**THE RECORDS**
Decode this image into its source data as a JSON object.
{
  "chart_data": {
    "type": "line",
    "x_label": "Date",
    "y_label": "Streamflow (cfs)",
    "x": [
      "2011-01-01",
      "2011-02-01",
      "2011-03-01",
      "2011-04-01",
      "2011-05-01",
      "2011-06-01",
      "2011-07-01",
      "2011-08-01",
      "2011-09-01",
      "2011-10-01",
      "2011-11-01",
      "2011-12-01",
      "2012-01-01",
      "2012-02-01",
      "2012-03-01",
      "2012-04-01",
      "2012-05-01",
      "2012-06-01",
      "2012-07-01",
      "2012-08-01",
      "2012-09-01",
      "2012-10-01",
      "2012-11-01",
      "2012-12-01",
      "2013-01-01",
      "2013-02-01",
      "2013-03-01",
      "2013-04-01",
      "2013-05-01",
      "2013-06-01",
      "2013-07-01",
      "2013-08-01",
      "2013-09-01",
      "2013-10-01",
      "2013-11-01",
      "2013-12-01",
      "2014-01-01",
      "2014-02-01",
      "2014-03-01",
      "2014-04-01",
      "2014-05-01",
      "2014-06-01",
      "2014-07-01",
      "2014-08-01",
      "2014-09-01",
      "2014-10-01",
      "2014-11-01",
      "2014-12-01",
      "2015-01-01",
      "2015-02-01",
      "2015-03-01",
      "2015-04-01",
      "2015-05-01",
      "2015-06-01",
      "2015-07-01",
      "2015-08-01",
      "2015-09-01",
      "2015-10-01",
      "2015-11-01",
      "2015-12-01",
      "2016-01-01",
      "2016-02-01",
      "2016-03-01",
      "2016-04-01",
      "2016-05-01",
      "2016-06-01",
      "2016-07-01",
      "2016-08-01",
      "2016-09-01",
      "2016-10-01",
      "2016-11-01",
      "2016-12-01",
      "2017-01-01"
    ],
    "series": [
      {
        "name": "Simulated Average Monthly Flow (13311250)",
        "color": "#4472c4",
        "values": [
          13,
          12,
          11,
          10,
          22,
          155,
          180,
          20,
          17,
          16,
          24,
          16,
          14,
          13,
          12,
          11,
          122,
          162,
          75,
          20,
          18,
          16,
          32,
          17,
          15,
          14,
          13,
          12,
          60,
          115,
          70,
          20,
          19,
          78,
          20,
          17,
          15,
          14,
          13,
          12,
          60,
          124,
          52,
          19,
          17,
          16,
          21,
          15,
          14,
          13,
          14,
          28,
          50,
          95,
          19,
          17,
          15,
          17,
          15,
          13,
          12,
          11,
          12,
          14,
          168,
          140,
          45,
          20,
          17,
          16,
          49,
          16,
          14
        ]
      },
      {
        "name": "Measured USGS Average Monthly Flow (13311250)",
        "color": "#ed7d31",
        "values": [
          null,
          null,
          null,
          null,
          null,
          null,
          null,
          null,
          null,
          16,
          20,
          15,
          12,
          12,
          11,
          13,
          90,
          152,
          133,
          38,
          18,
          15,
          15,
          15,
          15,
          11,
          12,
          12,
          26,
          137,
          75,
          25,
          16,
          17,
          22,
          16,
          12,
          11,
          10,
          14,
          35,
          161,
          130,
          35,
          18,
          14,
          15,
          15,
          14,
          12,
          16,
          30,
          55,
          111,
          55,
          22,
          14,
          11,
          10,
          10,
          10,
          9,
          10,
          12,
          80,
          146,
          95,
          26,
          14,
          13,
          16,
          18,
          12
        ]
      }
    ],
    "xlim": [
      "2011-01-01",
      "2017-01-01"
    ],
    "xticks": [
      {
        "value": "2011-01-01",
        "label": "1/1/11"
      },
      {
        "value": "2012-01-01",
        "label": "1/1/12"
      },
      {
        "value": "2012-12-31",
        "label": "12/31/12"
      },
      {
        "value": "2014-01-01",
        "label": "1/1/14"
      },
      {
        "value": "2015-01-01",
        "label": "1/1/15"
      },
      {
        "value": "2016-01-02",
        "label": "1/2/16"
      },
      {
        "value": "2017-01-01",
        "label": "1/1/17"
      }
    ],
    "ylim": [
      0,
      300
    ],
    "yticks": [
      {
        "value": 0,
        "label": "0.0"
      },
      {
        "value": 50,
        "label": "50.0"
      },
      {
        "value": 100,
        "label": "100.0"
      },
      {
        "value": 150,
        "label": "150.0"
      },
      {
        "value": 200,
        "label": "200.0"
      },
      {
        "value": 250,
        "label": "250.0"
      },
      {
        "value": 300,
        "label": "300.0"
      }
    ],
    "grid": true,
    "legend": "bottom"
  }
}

--

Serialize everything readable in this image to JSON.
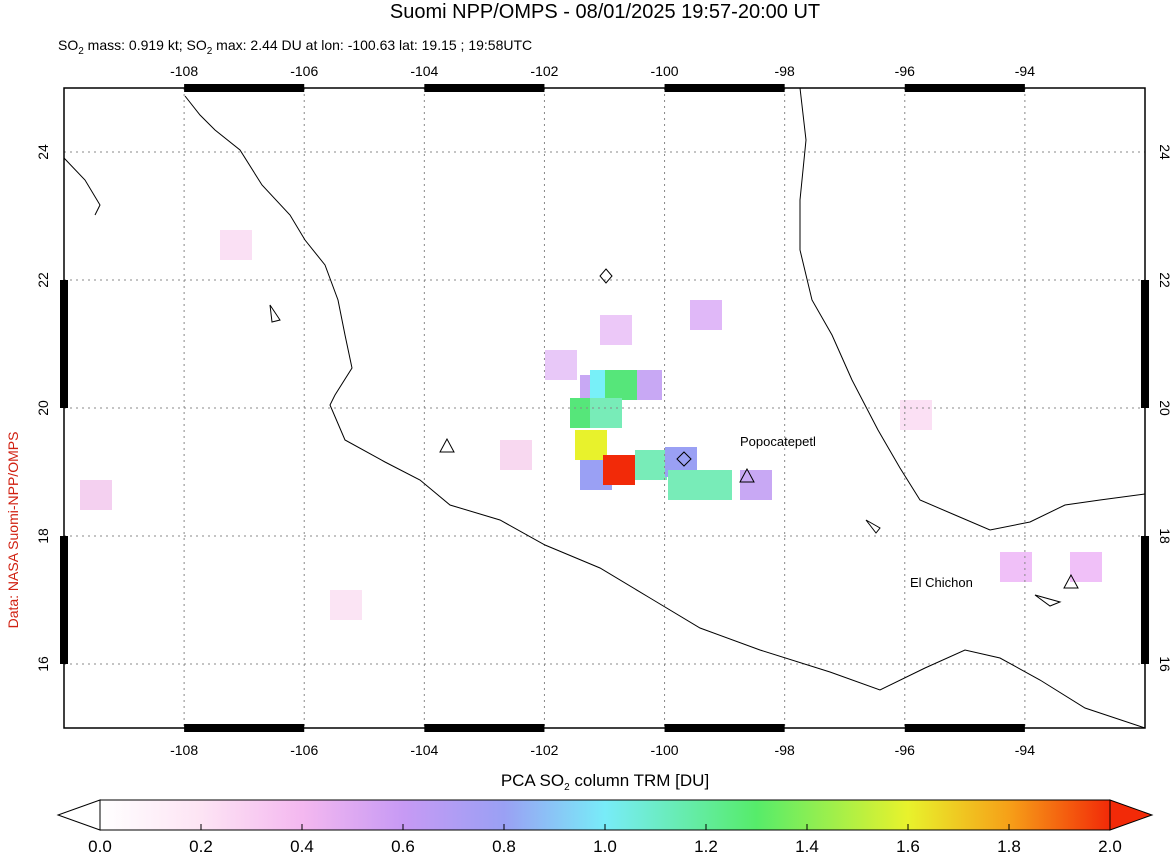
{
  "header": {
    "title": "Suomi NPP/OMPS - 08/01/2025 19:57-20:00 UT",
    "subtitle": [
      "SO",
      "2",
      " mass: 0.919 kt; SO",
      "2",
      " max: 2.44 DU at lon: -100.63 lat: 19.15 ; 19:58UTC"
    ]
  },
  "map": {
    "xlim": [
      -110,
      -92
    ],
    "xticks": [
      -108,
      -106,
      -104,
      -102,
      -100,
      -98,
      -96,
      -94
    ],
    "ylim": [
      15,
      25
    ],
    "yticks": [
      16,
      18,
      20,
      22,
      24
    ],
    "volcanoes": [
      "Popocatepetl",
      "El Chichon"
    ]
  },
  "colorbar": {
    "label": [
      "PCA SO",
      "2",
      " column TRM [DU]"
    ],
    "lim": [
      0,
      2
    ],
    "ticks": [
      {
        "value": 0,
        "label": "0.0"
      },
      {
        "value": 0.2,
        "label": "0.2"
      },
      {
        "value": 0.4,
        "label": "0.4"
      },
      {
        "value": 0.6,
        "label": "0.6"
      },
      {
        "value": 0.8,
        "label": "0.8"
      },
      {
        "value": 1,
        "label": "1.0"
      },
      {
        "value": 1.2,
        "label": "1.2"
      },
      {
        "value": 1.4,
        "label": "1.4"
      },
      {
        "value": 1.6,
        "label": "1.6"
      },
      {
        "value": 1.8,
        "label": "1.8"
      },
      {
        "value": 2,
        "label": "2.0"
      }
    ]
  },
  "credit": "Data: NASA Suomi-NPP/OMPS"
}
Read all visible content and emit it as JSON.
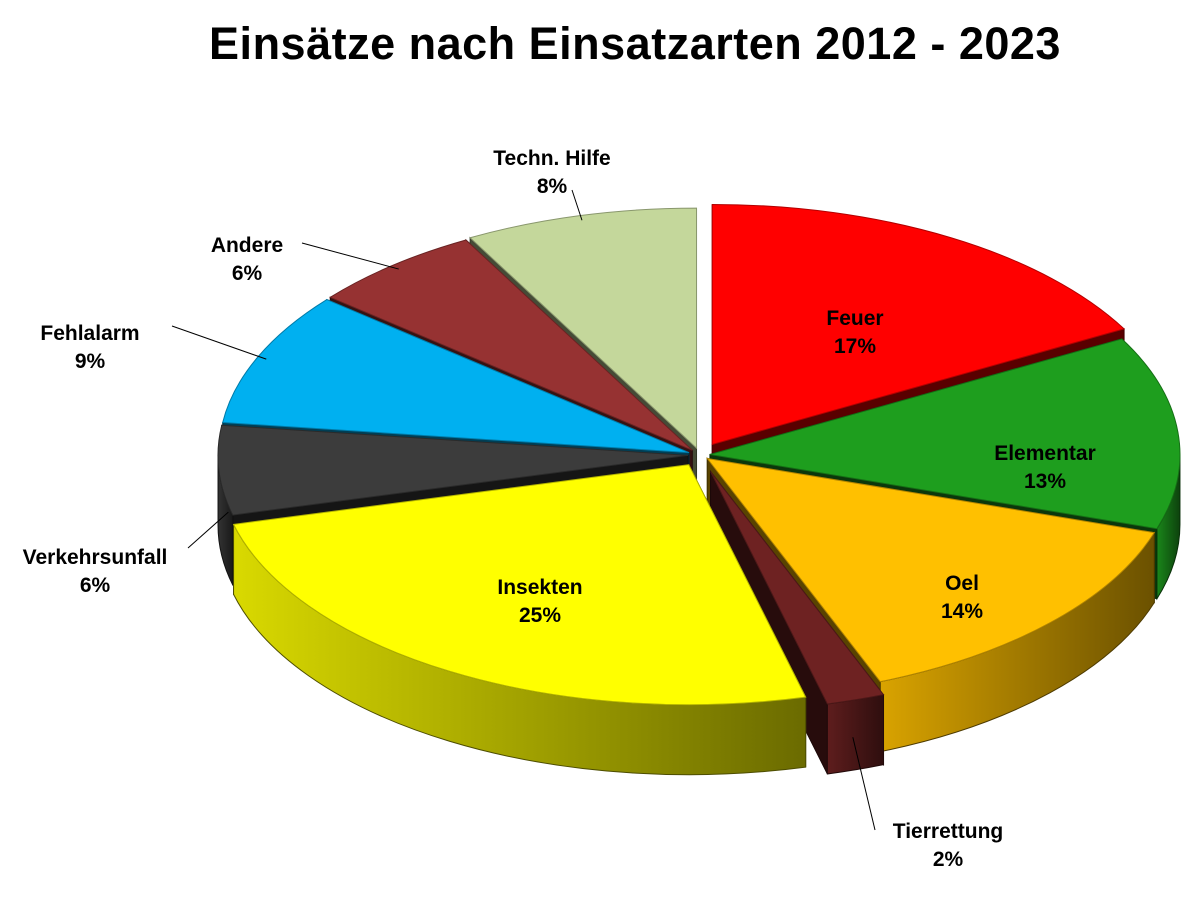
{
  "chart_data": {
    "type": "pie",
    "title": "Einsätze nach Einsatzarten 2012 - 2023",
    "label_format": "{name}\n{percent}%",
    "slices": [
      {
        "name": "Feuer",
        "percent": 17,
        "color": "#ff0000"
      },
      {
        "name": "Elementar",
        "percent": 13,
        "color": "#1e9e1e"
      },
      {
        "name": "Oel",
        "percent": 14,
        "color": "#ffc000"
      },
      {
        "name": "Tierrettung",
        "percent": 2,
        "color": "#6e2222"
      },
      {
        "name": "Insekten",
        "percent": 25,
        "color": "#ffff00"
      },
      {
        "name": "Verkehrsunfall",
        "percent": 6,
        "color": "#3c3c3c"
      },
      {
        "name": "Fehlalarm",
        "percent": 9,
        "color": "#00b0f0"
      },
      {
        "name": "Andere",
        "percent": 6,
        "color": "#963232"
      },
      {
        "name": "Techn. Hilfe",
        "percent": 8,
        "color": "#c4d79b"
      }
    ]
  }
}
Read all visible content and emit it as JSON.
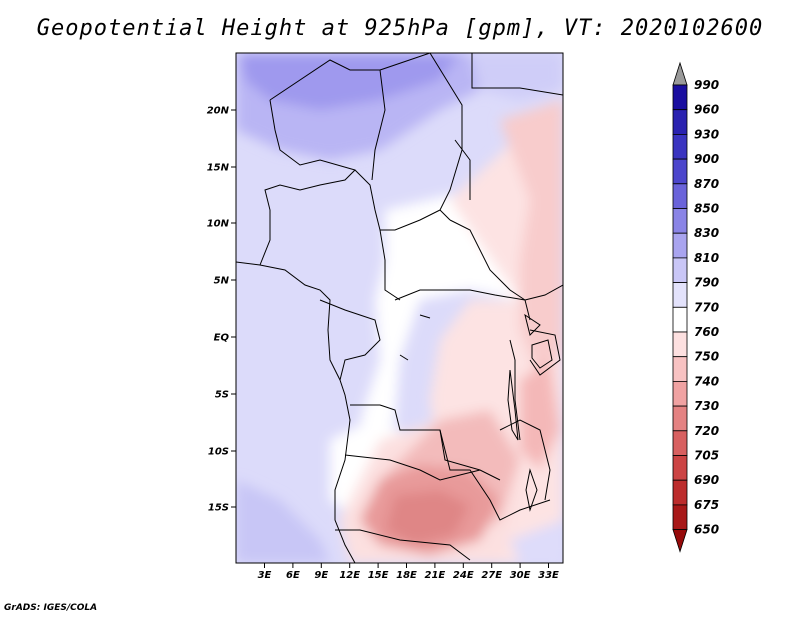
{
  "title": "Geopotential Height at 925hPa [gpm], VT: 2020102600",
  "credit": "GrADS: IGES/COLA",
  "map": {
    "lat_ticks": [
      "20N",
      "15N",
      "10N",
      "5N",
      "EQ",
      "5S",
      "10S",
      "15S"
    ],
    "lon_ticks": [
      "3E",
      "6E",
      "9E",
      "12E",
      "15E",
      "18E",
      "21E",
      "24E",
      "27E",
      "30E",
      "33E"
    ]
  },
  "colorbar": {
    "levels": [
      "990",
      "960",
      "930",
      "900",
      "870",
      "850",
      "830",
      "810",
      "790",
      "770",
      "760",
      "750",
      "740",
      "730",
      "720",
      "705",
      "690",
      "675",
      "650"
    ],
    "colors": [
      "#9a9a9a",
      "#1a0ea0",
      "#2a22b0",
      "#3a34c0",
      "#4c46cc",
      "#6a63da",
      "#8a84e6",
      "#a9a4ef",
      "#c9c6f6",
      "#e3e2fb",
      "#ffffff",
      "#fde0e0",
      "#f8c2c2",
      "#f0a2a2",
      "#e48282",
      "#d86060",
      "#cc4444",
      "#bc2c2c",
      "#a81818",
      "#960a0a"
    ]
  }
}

**PROBLEM STATEMENT**
Look through the records and gather each line with the word "name".

**SOLVED EXERCISE**
        "name": "Simulated Average Monthly Flow (13311250)",
        "name": "Measured USGS Average Monthly Flow (13311250)",
    "label_format": "{name}\n{percent}%",
        "name": "Feuer",
        "name": "Elementar",
        "name": "Oel",
        "name": "Tierrettung",
        "name": "Insekten",
        "name": "Verkehrsunfall",
        "name": "Fehlalarm",
        "name": "Andere",
        "name": "Techn. Hilfe",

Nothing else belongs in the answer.